▶ Recorded information:
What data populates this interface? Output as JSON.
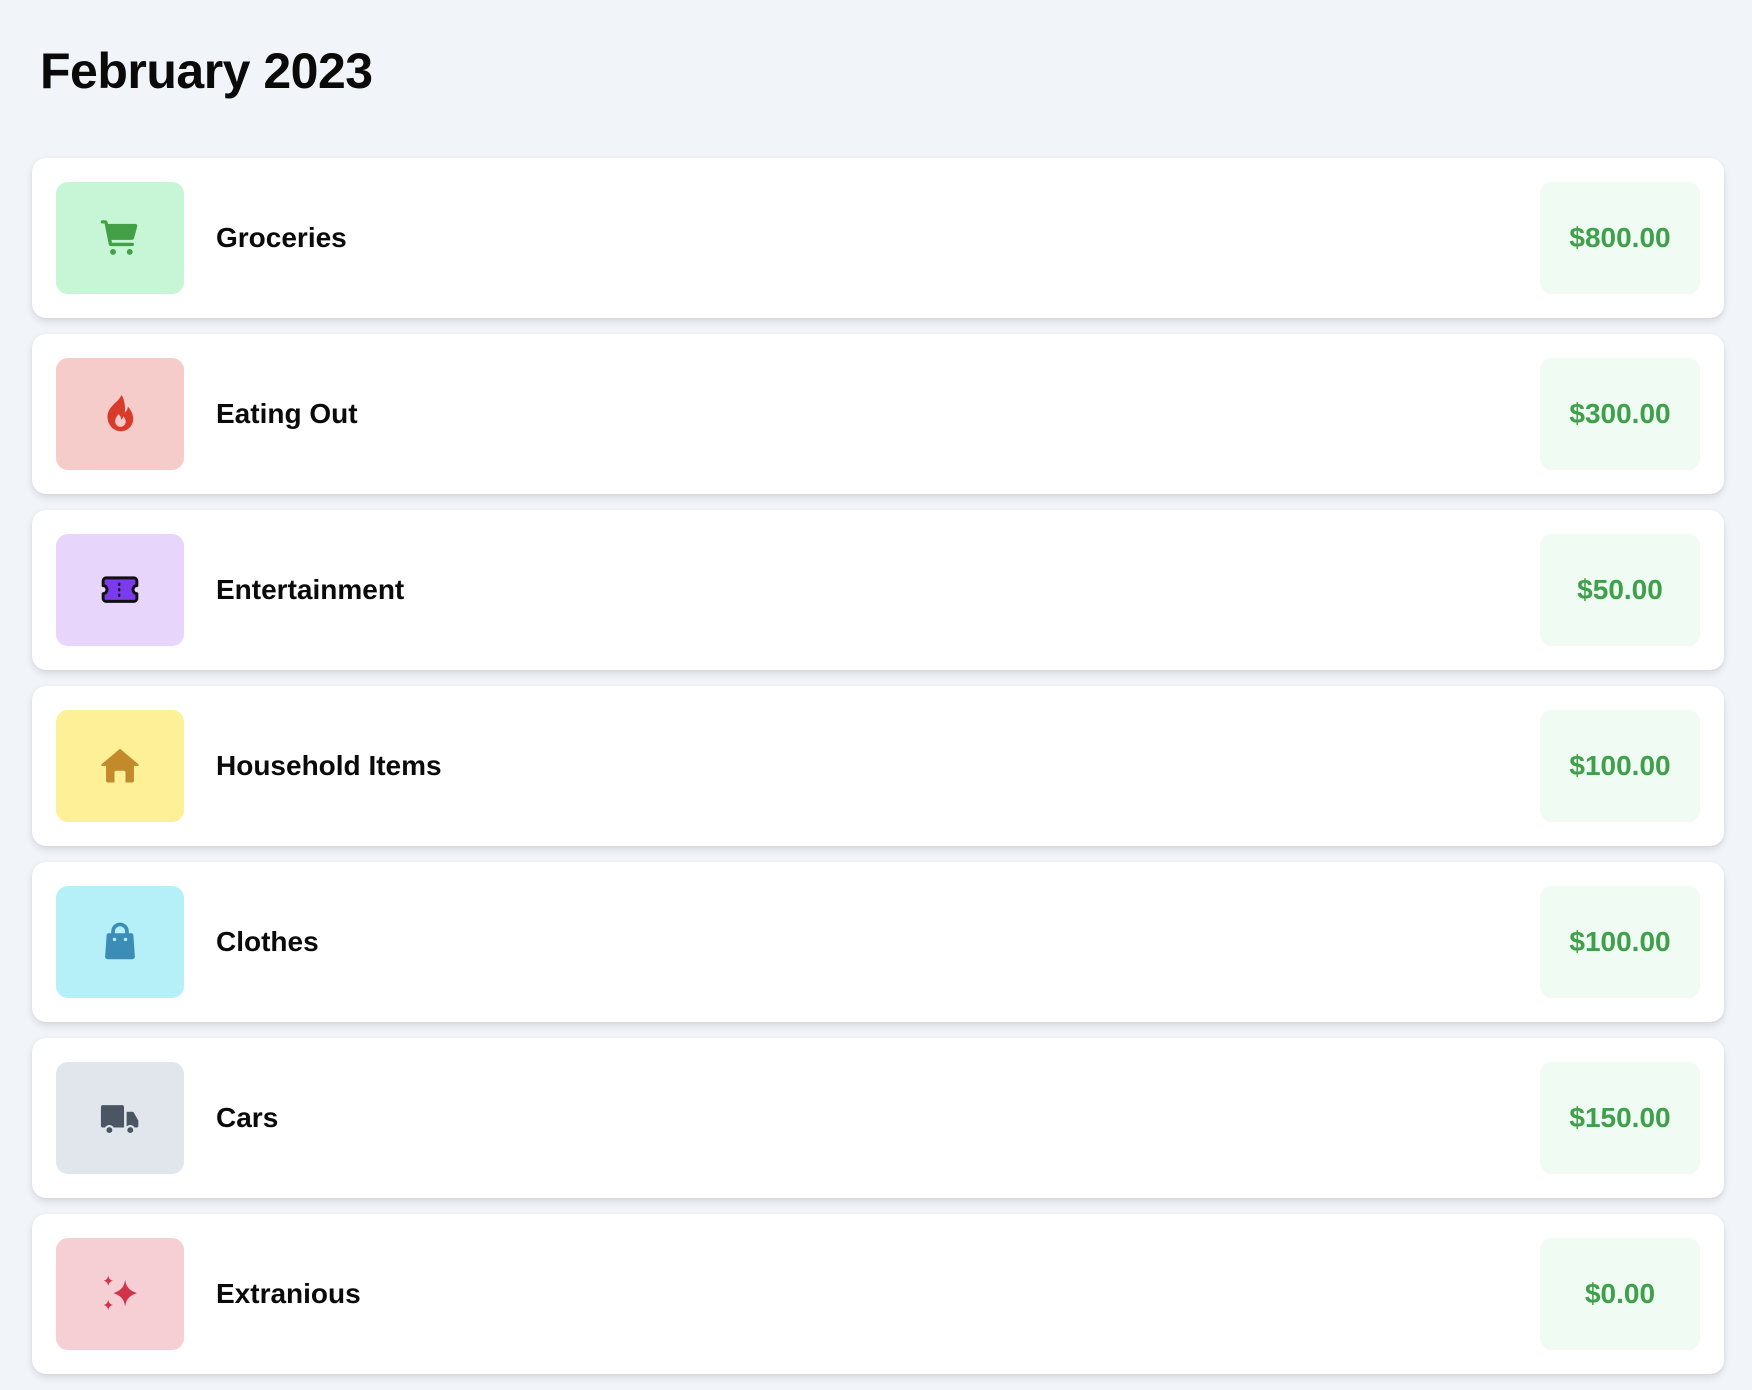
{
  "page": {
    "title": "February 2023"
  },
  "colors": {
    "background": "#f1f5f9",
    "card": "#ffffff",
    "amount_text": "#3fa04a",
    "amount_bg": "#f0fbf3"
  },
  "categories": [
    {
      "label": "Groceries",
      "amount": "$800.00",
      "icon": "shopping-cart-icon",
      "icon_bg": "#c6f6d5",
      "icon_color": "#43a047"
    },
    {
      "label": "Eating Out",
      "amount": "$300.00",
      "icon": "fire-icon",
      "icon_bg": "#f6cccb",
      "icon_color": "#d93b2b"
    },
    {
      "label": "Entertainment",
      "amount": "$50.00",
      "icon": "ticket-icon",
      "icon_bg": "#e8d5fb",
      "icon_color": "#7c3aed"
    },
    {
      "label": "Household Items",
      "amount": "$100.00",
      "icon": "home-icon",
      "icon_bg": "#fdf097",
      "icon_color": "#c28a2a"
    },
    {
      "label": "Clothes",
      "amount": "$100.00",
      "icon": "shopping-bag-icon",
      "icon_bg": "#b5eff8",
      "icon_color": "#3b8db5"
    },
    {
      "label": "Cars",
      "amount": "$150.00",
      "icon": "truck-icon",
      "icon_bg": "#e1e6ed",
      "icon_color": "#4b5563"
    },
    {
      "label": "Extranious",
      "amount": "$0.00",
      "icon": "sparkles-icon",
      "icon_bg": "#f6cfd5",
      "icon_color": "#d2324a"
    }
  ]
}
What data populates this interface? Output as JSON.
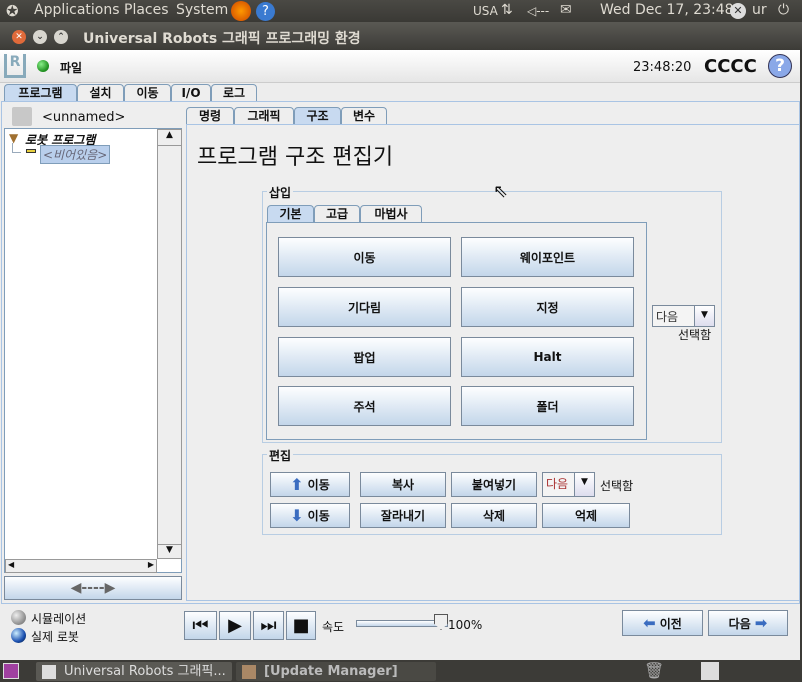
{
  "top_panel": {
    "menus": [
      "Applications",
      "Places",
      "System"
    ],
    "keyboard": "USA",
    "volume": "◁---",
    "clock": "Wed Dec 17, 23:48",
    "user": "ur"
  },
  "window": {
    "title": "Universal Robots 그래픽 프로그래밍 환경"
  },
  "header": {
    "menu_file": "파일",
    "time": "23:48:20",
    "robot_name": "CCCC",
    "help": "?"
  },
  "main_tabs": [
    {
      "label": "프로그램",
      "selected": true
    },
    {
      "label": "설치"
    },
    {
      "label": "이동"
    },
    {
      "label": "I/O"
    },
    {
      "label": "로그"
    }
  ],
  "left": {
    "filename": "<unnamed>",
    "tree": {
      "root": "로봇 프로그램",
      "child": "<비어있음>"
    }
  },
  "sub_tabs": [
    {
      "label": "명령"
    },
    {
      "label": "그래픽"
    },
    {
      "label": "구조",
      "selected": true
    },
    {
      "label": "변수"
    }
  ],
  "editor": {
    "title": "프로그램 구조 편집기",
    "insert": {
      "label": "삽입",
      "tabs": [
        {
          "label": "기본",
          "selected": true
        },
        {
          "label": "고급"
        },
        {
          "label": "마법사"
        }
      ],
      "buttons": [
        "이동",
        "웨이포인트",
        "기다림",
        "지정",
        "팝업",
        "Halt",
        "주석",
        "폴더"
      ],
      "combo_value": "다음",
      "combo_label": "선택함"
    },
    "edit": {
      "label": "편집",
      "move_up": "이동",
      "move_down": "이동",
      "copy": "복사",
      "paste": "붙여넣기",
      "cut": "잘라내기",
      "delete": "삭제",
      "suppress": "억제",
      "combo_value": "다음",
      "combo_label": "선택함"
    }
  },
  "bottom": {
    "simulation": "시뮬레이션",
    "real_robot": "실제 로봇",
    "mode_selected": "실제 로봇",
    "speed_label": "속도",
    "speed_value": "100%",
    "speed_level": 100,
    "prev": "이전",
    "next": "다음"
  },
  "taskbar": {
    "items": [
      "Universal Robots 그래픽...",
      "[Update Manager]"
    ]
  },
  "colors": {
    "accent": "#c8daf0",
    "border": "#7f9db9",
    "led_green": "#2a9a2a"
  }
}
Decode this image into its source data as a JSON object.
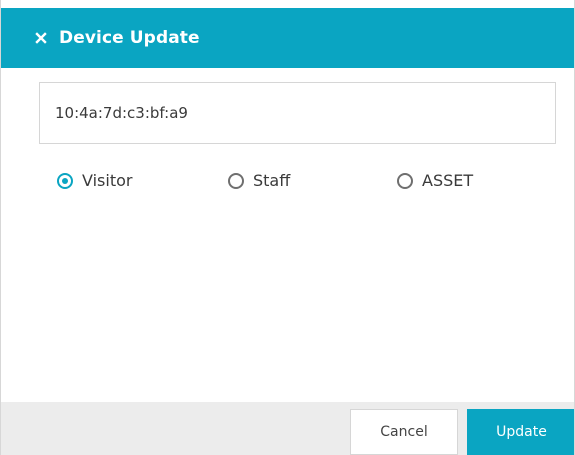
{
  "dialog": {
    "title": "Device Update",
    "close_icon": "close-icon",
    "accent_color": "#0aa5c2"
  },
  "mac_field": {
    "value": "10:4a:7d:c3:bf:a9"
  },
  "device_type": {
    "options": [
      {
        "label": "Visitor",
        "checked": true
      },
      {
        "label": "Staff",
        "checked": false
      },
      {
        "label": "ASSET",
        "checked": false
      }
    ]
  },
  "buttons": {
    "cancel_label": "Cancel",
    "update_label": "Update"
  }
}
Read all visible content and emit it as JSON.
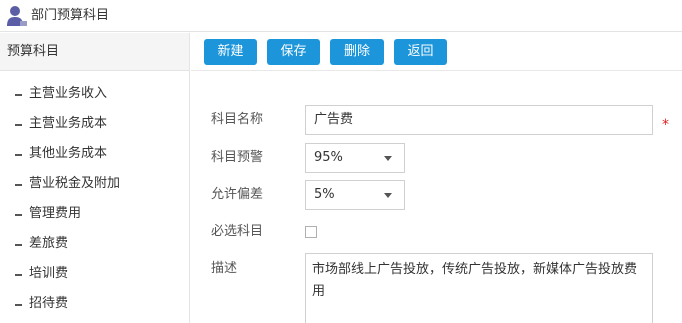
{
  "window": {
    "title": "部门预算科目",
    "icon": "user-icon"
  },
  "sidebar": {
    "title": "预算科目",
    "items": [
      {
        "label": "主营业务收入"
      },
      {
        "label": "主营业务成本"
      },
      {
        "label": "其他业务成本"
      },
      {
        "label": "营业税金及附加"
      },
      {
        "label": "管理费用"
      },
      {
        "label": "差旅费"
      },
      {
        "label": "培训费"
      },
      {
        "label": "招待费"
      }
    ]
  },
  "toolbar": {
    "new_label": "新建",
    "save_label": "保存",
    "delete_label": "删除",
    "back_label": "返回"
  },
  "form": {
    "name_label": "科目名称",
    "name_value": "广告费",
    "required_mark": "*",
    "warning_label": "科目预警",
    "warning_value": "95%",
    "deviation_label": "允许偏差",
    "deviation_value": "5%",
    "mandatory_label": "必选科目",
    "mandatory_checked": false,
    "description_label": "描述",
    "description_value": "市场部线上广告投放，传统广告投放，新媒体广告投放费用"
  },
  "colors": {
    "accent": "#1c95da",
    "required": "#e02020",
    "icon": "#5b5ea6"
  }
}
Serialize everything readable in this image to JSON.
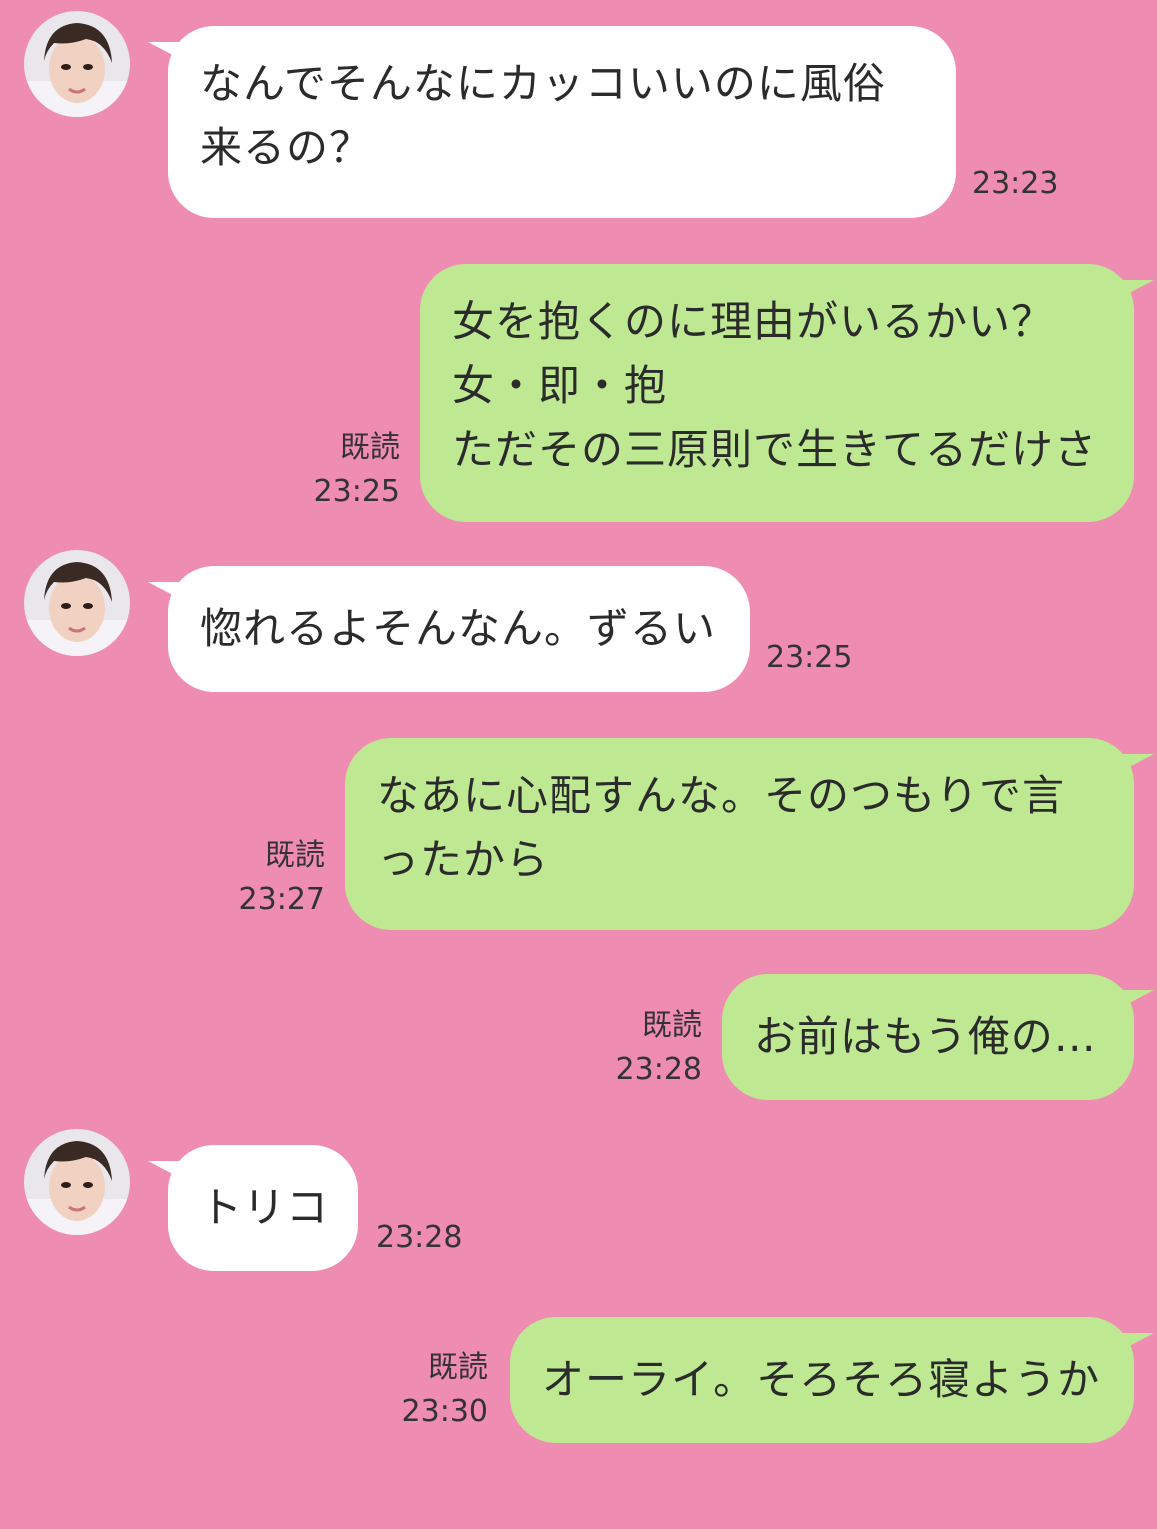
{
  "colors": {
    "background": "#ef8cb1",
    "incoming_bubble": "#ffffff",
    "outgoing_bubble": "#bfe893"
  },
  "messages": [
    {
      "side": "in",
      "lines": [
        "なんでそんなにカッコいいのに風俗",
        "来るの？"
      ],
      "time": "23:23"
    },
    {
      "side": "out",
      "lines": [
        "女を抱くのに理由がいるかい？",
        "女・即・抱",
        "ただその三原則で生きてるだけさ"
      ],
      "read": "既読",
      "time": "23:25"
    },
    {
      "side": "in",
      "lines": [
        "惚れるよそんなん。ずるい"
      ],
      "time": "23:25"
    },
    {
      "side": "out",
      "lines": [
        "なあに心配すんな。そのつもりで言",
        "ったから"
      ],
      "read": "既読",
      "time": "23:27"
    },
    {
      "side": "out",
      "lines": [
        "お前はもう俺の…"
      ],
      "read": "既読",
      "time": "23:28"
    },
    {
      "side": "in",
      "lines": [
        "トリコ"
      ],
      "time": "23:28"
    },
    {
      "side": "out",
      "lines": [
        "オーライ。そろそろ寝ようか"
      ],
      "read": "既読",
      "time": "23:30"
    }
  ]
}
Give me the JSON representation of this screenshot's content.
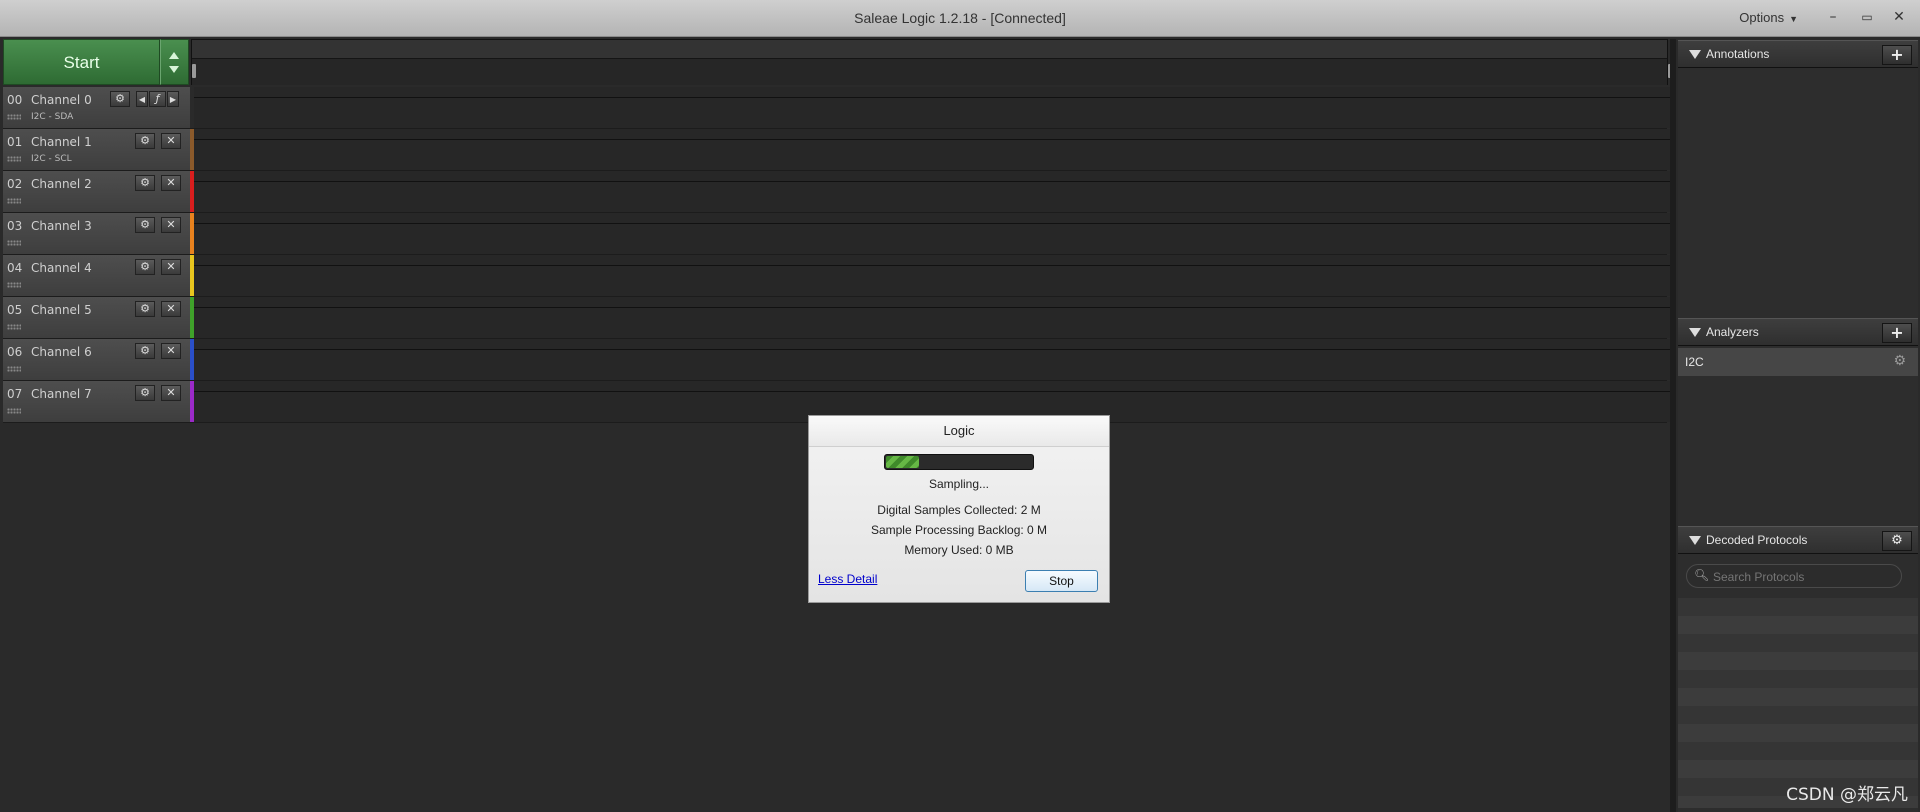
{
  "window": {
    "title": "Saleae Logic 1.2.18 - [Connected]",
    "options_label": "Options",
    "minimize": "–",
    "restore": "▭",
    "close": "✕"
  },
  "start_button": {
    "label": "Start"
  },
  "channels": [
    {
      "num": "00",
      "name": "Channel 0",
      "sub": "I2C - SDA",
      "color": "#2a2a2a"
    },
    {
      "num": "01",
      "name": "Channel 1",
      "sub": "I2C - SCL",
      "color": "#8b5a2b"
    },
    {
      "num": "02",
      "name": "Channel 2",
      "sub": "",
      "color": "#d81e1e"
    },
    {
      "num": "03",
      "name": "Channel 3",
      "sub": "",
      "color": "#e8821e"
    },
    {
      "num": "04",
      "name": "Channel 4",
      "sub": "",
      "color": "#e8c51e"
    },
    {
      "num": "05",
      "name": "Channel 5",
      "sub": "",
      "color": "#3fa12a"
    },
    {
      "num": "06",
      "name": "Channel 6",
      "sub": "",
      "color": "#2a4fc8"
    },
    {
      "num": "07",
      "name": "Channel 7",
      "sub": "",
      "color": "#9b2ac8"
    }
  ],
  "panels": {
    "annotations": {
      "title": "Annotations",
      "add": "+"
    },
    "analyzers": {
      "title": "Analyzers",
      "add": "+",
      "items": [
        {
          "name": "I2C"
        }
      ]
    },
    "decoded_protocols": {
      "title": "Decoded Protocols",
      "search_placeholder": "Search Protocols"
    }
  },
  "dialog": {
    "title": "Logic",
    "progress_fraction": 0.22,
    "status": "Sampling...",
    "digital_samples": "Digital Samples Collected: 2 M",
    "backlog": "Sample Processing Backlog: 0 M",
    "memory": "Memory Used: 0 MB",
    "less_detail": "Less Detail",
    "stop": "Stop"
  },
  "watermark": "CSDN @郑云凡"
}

▶ Problem details:
Look through the entries and find each line that has the string "shopping". Copy those lines.

▶ Exercise solution:
      "icon": "shopping-cart-icon",
      "icon": "shopping-bag-icon",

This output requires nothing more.